• _EXERCISE INPUT_:
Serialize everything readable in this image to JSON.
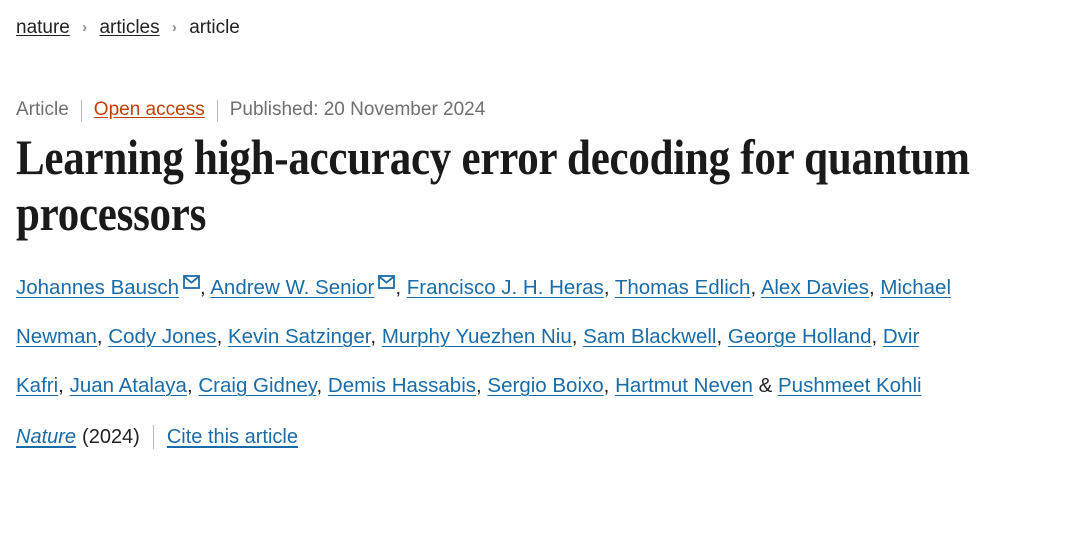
{
  "breadcrumb": {
    "separator": "›",
    "items": [
      {
        "label": "nature",
        "is_link": true
      },
      {
        "label": "articles",
        "is_link": true
      },
      {
        "label": "article",
        "is_link": false
      }
    ]
  },
  "meta": {
    "type_label": "Article",
    "access_label": "Open access",
    "published_label": "Published: 20 November 2024",
    "access_color": "#c0400b"
  },
  "title": "Learning high-accuracy error decoding for quantum processors",
  "authors": {
    "link_color": "#1a6ca8",
    "corresponding_icon": "envelope-icon",
    "list": [
      {
        "name": "Johannes Bausch",
        "corresponding": true
      },
      {
        "name": "Andrew W. Senior",
        "corresponding": true
      },
      {
        "name": "Francisco J. H. Heras",
        "corresponding": false
      },
      {
        "name": "Thomas Edlich",
        "corresponding": false
      },
      {
        "name": "Alex Davies",
        "corresponding": false
      },
      {
        "name": "Michael Newman",
        "corresponding": false
      },
      {
        "name": "Cody Jones",
        "corresponding": false
      },
      {
        "name": "Kevin Satzinger",
        "corresponding": false
      },
      {
        "name": "Murphy Yuezhen Niu",
        "corresponding": false
      },
      {
        "name": "Sam Blackwell",
        "corresponding": false
      },
      {
        "name": "George Holland",
        "corresponding": false
      },
      {
        "name": "Dvir Kafri",
        "corresponding": false
      },
      {
        "name": "Juan Atalaya",
        "corresponding": false
      },
      {
        "name": "Craig Gidney",
        "corresponding": false
      },
      {
        "name": "Demis Hassabis",
        "corresponding": false
      },
      {
        "name": "Sergio Boixo",
        "corresponding": false
      },
      {
        "name": "Hartmut Neven",
        "corresponding": false
      },
      {
        "name": "Pushmeet Kohli",
        "corresponding": false
      }
    ],
    "separator": ", ",
    "final_separator": " & "
  },
  "citation": {
    "journal": "Nature",
    "year": "(2024)",
    "cite_label": "Cite this article"
  }
}
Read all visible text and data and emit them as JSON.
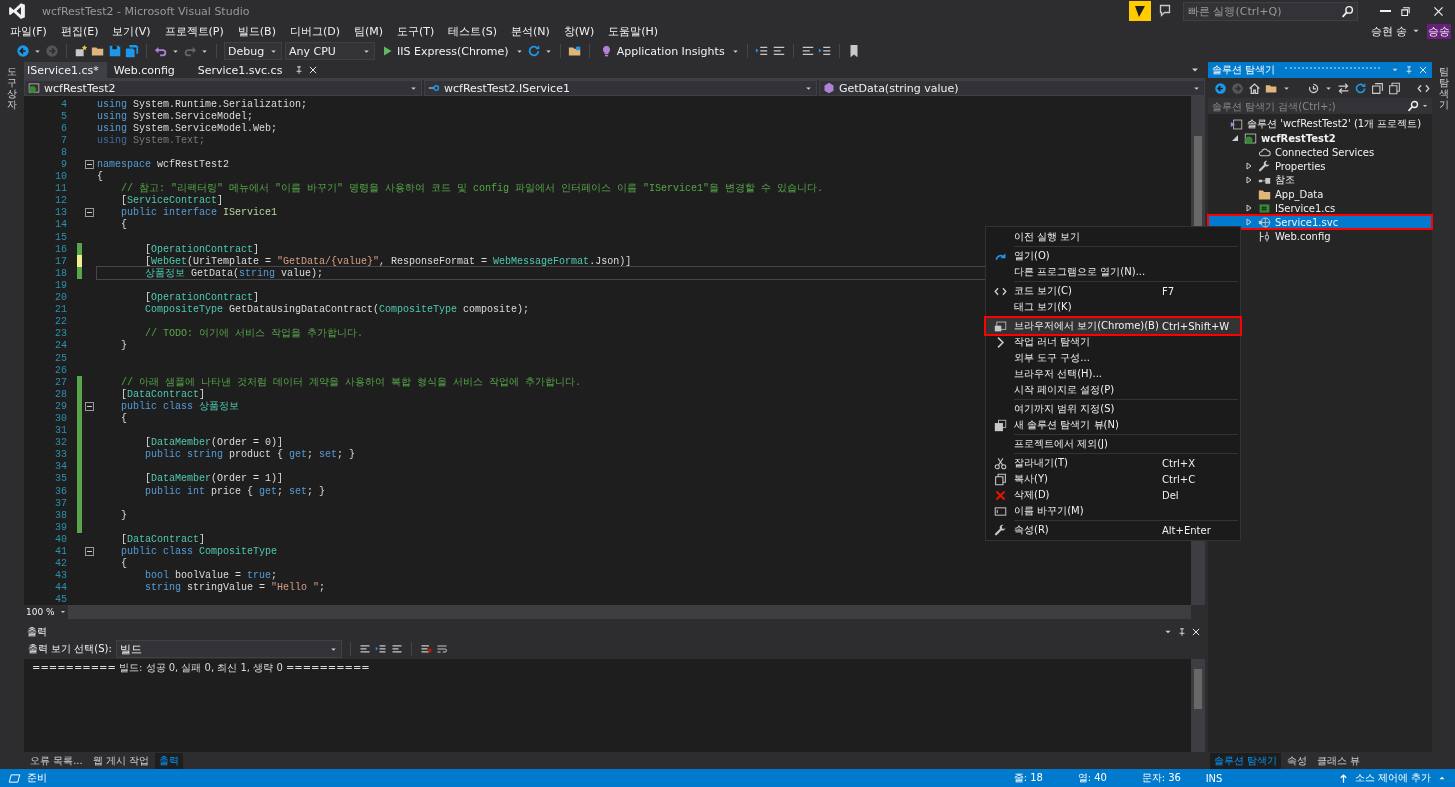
{
  "window": {
    "title": "wcfRestTest2 - Microsoft Visual Studio",
    "quick_launch": {
      "placeholder": "빠른 실행(Ctrl+Q)"
    }
  },
  "menu": [
    "파일(F)",
    "편집(E)",
    "보기(V)",
    "프로젝트(P)",
    "빌드(B)",
    "디버그(D)",
    "팀(M)",
    "도구(T)",
    "테스트(S)",
    "분석(N)",
    "창(W)",
    "도움말(H)"
  ],
  "account": {
    "name": "승현 송",
    "initials": "승송"
  },
  "toolbar": {
    "configuration": "Debug",
    "platform": "Any CPU",
    "run_target": "IIS Express(Chrome)",
    "insights": "Application Insights"
  },
  "left_side_tab": "도구 상자",
  "right_side_tab": "팀 탐색기",
  "doc_tabs": [
    {
      "label": "IService1.cs*",
      "selected": true
    },
    {
      "label": "Web.config",
      "selected": false
    },
    {
      "label": "Service1.svc.cs",
      "selected": false
    }
  ],
  "nav_bar": {
    "project": "wcfRestTest2",
    "type": "wcfRestTest2.IService1",
    "member": "GetData(string value)"
  },
  "code_lines": [
    {
      "n": "4",
      "fold": false,
      "changed": false,
      "current": false,
      "tokens": [
        {
          "kind": "keyword",
          "text": "using"
        },
        {
          "kind": "plain",
          "text": " System.Runtime.Serialization;"
        }
      ]
    },
    {
      "n": "5",
      "fold": false,
      "changed": false,
      "current": false,
      "tokens": [
        {
          "kind": "keyword",
          "text": "using"
        },
        {
          "kind": "plain",
          "text": " System.ServiceModel;"
        }
      ]
    },
    {
      "n": "6",
      "fold": false,
      "changed": false,
      "current": false,
      "tokens": [
        {
          "kind": "keyword",
          "text": "using"
        },
        {
          "kind": "plain",
          "text": " System.ServiceModel.Web;"
        }
      ]
    },
    {
      "n": "7",
      "fold": false,
      "changed": false,
      "current": false,
      "tokens": [
        {
          "kind": "dimkeyword",
          "text": "using"
        },
        {
          "kind": "dim",
          "text": " System.Text;"
        }
      ]
    },
    {
      "n": "8",
      "fold": false,
      "changed": false,
      "current": false
    },
    {
      "n": "9",
      "fold": true,
      "changed": false,
      "current": false,
      "tokens": [
        {
          "kind": "keyword",
          "text": "namespace"
        },
        {
          "kind": "plain",
          "text": " wcfRestTest2"
        }
      ]
    },
    {
      "n": "10",
      "fold": false,
      "changed": false,
      "current": false,
      "tokens": [
        {
          "kind": "plain",
          "text": "{"
        }
      ]
    },
    {
      "n": "11",
      "fold": false,
      "changed": false,
      "current": false,
      "tokens": [
        {
          "kind": "comment",
          "text": "    // 참고: \"리팩터링\" 메뉴에서 \"이름 바꾸기\" 명령을 사용하여 코드 및 config 파일에서 인터페이스 이름 \"IService1\"을 변경할 수 있습니다."
        }
      ]
    },
    {
      "n": "12",
      "fold": false,
      "changed": false,
      "current": false,
      "tokens": [
        {
          "kind": "plain",
          "text": "    ["
        },
        {
          "kind": "type",
          "text": "ServiceContract"
        },
        {
          "kind": "plain",
          "text": "]"
        }
      ]
    },
    {
      "n": "13",
      "fold": true,
      "changed": false,
      "current": false,
      "tokens": [
        {
          "kind": "keyword",
          "text": "    public interface"
        },
        {
          "kind": "interface",
          "text": " IService1"
        }
      ]
    },
    {
      "n": "14",
      "fold": false,
      "changed": false,
      "current": false,
      "tokens": [
        {
          "kind": "plain",
          "text": "    {"
        }
      ]
    },
    {
      "n": "15",
      "fold": false,
      "changed": false,
      "current": false
    },
    {
      "n": "16",
      "fold": false,
      "changed": true,
      "unsaved": false,
      "current": false,
      "tokens": [
        {
          "kind": "plain",
          "text": "        ["
        },
        {
          "kind": "type",
          "text": "OperationContract"
        },
        {
          "kind": "plain",
          "text": "]"
        }
      ]
    },
    {
      "n": "17",
      "fold": false,
      "changed": true,
      "unsaved": true,
      "current": false,
      "tokens": [
        {
          "kind": "plain",
          "text": "        ["
        },
        {
          "kind": "type",
          "text": "WebGet"
        },
        {
          "kind": "plain",
          "text": "(UriTemplate = "
        },
        {
          "kind": "string",
          "text": "\"GetData/{value}\""
        },
        {
          "kind": "plain",
          "text": ", ResponseFormat = "
        },
        {
          "kind": "type",
          "text": "WebMessageFormat"
        },
        {
          "kind": "plain",
          "text": ".Json)]"
        }
      ]
    },
    {
      "n": "18",
      "fold": false,
      "changed": true,
      "unsaved": false,
      "current": true,
      "tokens": [
        {
          "kind": "type",
          "text": "        상품정보"
        },
        {
          "kind": "plain",
          "text": " GetData("
        },
        {
          "kind": "keyword",
          "text": "string"
        },
        {
          "kind": "plain",
          "text": " value);"
        }
      ]
    },
    {
      "n": "19",
      "fold": false,
      "changed": false,
      "current": false
    },
    {
      "n": "20",
      "fold": false,
      "changed": false,
      "current": false,
      "tokens": [
        {
          "kind": "plain",
          "text": "        ["
        },
        {
          "kind": "type",
          "text": "OperationContract"
        },
        {
          "kind": "plain",
          "text": "]"
        }
      ]
    },
    {
      "n": "21",
      "fold": false,
      "changed": false,
      "current": false,
      "tokens": [
        {
          "kind": "type",
          "text": "        CompositeType"
        },
        {
          "kind": "plain",
          "text": " GetDataUsingDataContract("
        },
        {
          "kind": "type",
          "text": "CompositeType"
        },
        {
          "kind": "plain",
          "text": " composite);"
        }
      ]
    },
    {
      "n": "22",
      "fold": false,
      "changed": false,
      "current": false
    },
    {
      "n": "23",
      "fold": false,
      "changed": false,
      "current": false,
      "tokens": [
        {
          "kind": "comment",
          "text": "        // TODO: 여기에 서비스 작업을 추가합니다."
        }
      ]
    },
    {
      "n": "24",
      "fold": false,
      "changed": false,
      "current": false,
      "tokens": [
        {
          "kind": "plain",
          "text": "    }"
        }
      ]
    },
    {
      "n": "25",
      "fold": false,
      "changed": false,
      "current": false
    },
    {
      "n": "26",
      "fold": false,
      "changed": false,
      "current": false
    },
    {
      "n": "27",
      "fold": false,
      "changed": true,
      "unsaved": false,
      "current": false,
      "tokens": [
        {
          "kind": "comment",
          "text": "    // 아래 샘플에 나타낸 것처럼 데이터 계약을 사용하여 복합 형식을 서비스 작업에 추가합니다."
        }
      ]
    },
    {
      "n": "28",
      "fold": false,
      "changed": true,
      "unsaved": false,
      "current": false,
      "tokens": [
        {
          "kind": "plain",
          "text": "    ["
        },
        {
          "kind": "type",
          "text": "DataContract"
        },
        {
          "kind": "plain",
          "text": "]"
        }
      ]
    },
    {
      "n": "29",
      "fold": true,
      "changed": true,
      "unsaved": false,
      "current": false,
      "tokens": [
        {
          "kind": "keyword",
          "text": "    public class"
        },
        {
          "kind": "type",
          "text": " 상품정보"
        }
      ]
    },
    {
      "n": "30",
      "fold": false,
      "changed": true,
      "unsaved": false,
      "current": false,
      "tokens": [
        {
          "kind": "plain",
          "text": "    {"
        }
      ]
    },
    {
      "n": "31",
      "fold": false,
      "changed": true,
      "unsaved": false,
      "current": false
    },
    {
      "n": "32",
      "fold": false,
      "changed": true,
      "unsaved": false,
      "current": false,
      "tokens": [
        {
          "kind": "plain",
          "text": "        ["
        },
        {
          "kind": "type",
          "text": "DataMember"
        },
        {
          "kind": "plain",
          "text": "(Order = 0)]"
        }
      ]
    },
    {
      "n": "33",
      "fold": false,
      "changed": true,
      "unsaved": false,
      "current": false,
      "tokens": [
        {
          "kind": "keyword",
          "text": "        public string"
        },
        {
          "kind": "plain",
          "text": " product { "
        },
        {
          "kind": "keyword",
          "text": "get"
        },
        {
          "kind": "plain",
          "text": "; "
        },
        {
          "kind": "keyword",
          "text": "set"
        },
        {
          "kind": "plain",
          "text": "; }"
        }
      ]
    },
    {
      "n": "34",
      "fold": false,
      "changed": true,
      "unsaved": false,
      "current": false
    },
    {
      "n": "35",
      "fold": false,
      "changed": true,
      "unsaved": false,
      "current": false,
      "tokens": [
        {
          "kind": "plain",
          "text": "        ["
        },
        {
          "kind": "type",
          "text": "DataMember"
        },
        {
          "kind": "plain",
          "text": "(Order = 1)]"
        }
      ]
    },
    {
      "n": "36",
      "fold": false,
      "changed": true,
      "unsaved": false,
      "current": false,
      "tokens": [
        {
          "kind": "keyword",
          "text": "        public int"
        },
        {
          "kind": "plain",
          "text": " price { "
        },
        {
          "kind": "keyword",
          "text": "get"
        },
        {
          "kind": "plain",
          "text": "; "
        },
        {
          "kind": "keyword",
          "text": "set"
        },
        {
          "kind": "plain",
          "text": "; }"
        }
      ]
    },
    {
      "n": "37",
      "fold": false,
      "changed": true,
      "unsaved": false,
      "current": false
    },
    {
      "n": "38",
      "fold": false,
      "changed": true,
      "unsaved": false,
      "current": false,
      "tokens": [
        {
          "kind": "plain",
          "text": "    }"
        }
      ]
    },
    {
      "n": "39",
      "fold": false,
      "changed": true,
      "unsaved": false,
      "current": false
    },
    {
      "n": "40",
      "fold": false,
      "changed": false,
      "current": false,
      "tokens": [
        {
          "kind": "plain",
          "text": "    ["
        },
        {
          "kind": "type",
          "text": "DataContract"
        },
        {
          "kind": "plain",
          "text": "]"
        }
      ]
    },
    {
      "n": "41",
      "fold": true,
      "changed": false,
      "current": false,
      "tokens": [
        {
          "kind": "keyword",
          "text": "    public class"
        },
        {
          "kind": "type",
          "text": " CompositeType"
        }
      ]
    },
    {
      "n": "42",
      "fold": false,
      "changed": false,
      "current": false,
      "tokens": [
        {
          "kind": "plain",
          "text": "    {"
        }
      ]
    },
    {
      "n": "43",
      "fold": false,
      "changed": false,
      "current": false,
      "tokens": [
        {
          "kind": "keyword",
          "text": "        bool"
        },
        {
          "kind": "plain",
          "text": " boolValue = "
        },
        {
          "kind": "keyword",
          "text": "true"
        },
        {
          "kind": "plain",
          "text": ";"
        }
      ]
    },
    {
      "n": "44",
      "fold": false,
      "changed": false,
      "current": false,
      "tokens": [
        {
          "kind": "keyword",
          "text": "        string"
        },
        {
          "kind": "plain",
          "text": " stringValue = "
        },
        {
          "kind": "string",
          "text": "\"Hello \""
        },
        {
          "kind": "plain",
          "text": ";"
        }
      ]
    },
    {
      "n": "45",
      "fold": false,
      "changed": false,
      "current": false
    }
  ],
  "zoom": "100 %",
  "output": {
    "title": "출력",
    "source_label": "출력 보기 선택(S):",
    "source": "빌드",
    "text": "========== 빌드: 성공 0, 실패 0, 최신 1, 생략 0 =========="
  },
  "bottom_tabs": [
    {
      "label": "오류 목록...",
      "selected": false
    },
    {
      "label": "웹 게시 작업",
      "selected": false
    },
    {
      "label": "출력",
      "selected": true
    }
  ],
  "solution_explorer": {
    "title": "솔루션 탐색기",
    "search": {
      "placeholder": "솔루션 탐색기 검색(Ctrl+;)"
    },
    "tree": [
      {
        "label": "솔루션 'wcfRestTest2' (1개 프로젝트)",
        "kind": "solution",
        "bold": false,
        "selected": false,
        "highlighted": false,
        "children": [
          {
            "label": "wcfRestTest2",
            "kind": "project",
            "expanded": true,
            "bold": true,
            "selected": false,
            "highlighted": false,
            "children": [
              {
                "label": "Connected Services",
                "kind": "cloud",
                "bold": false,
                "selected": false,
                "highlighted": false
              },
              {
                "label": "Properties",
                "kind": "wrench",
                "expanded": false,
                "bold": false,
                "selected": false,
                "highlighted": false
              },
              {
                "label": "참조",
                "kind": "refs",
                "expanded": false,
                "bold": false,
                "selected": false,
                "highlighted": false
              },
              {
                "label": "App_Data",
                "kind": "folder",
                "bold": false,
                "selected": false,
                "highlighted": false
              },
              {
                "label": "IService1.cs",
                "kind": "cs",
                "expanded": false,
                "bold": false,
                "selected": false,
                "highlighted": false
              },
              {
                "label": "Service1.svc",
                "kind": "svc",
                "expanded": false,
                "bold": false,
                "selected": true,
                "highlighted": true
              },
              {
                "label": "Web.config",
                "kind": "config",
                "bold": false,
                "selected": false,
                "highlighted": false
              }
            ]
          }
        ]
      }
    ],
    "tabs": [
      {
        "label": "솔루션 탐색기",
        "selected": true
      },
      {
        "label": "속성",
        "selected": false
      },
      {
        "label": "클래스 뷰",
        "selected": false
      }
    ]
  },
  "context_menu": [
    [
      {
        "label": "이전 실행 보기",
        "kind": "none",
        "highlighted": false
      }
    ],
    [
      {
        "label": "열기(O)",
        "kind": "open",
        "highlighted": false
      },
      {
        "label": "다른 프로그램으로 열기(N)...",
        "kind": "none",
        "highlighted": false
      }
    ],
    [
      {
        "label": "코드 보기(C)",
        "kind": "code",
        "shortcut": "F7",
        "highlighted": false
      },
      {
        "label": "태그 보기(K)",
        "kind": "none",
        "highlighted": false
      }
    ],
    [
      {
        "label": "브라우저에서 보기(Chrome)(B)",
        "kind": "browser",
        "shortcut": "Ctrl+Shift+W",
        "highlighted": true
      },
      {
        "label": "작업 러너 탐색기",
        "kind": "chevron",
        "highlighted": false
      },
      {
        "label": "외부 도구 구성...",
        "kind": "none",
        "highlighted": false
      },
      {
        "label": "브라우저 선택(H)...",
        "kind": "none",
        "highlighted": false
      },
      {
        "label": "시작 페이지로 설정(P)",
        "kind": "none",
        "highlighted": false
      }
    ],
    [
      {
        "label": "여기까지 범위 지정(S)",
        "kind": "none",
        "highlighted": false
      },
      {
        "label": "새 솔루션 탐색기 뷰(N)",
        "kind": "newview",
        "highlighted": false
      }
    ],
    [
      {
        "label": "프로젝트에서 제외(J)",
        "kind": "none",
        "highlighted": false
      }
    ],
    [
      {
        "label": "잘라내기(T)",
        "kind": "cut",
        "shortcut": "Ctrl+X",
        "highlighted": false
      },
      {
        "label": "복사(Y)",
        "kind": "copy",
        "shortcut": "Ctrl+C",
        "highlighted": false
      },
      {
        "label": "삭제(D)",
        "kind": "delete",
        "shortcut": "Del",
        "highlighted": false
      },
      {
        "label": "이름 바꾸기(M)",
        "kind": "rename",
        "highlighted": false
      }
    ],
    [
      {
        "label": "속성(R)",
        "kind": "wrench",
        "shortcut": "Alt+Enter",
        "highlighted": false
      }
    ]
  ],
  "status_bar": {
    "state": "준비",
    "line": "줄: 18",
    "col": "열: 40",
    "char": "문자: 36",
    "mode": "INS",
    "source_control": "소스 제어에 추가"
  }
}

• _PROMPT_: Scan the data above and copy every line with "title" in it.

• _ANSWER TO THIS EXERCISE_:
  "title": "Learning high-accuracy error decoding for quantum processors",
    "title": "wcfRestTest2 - Microsoft Visual Studio",
    "title": "출력",
    "title": "솔루션 탐색기",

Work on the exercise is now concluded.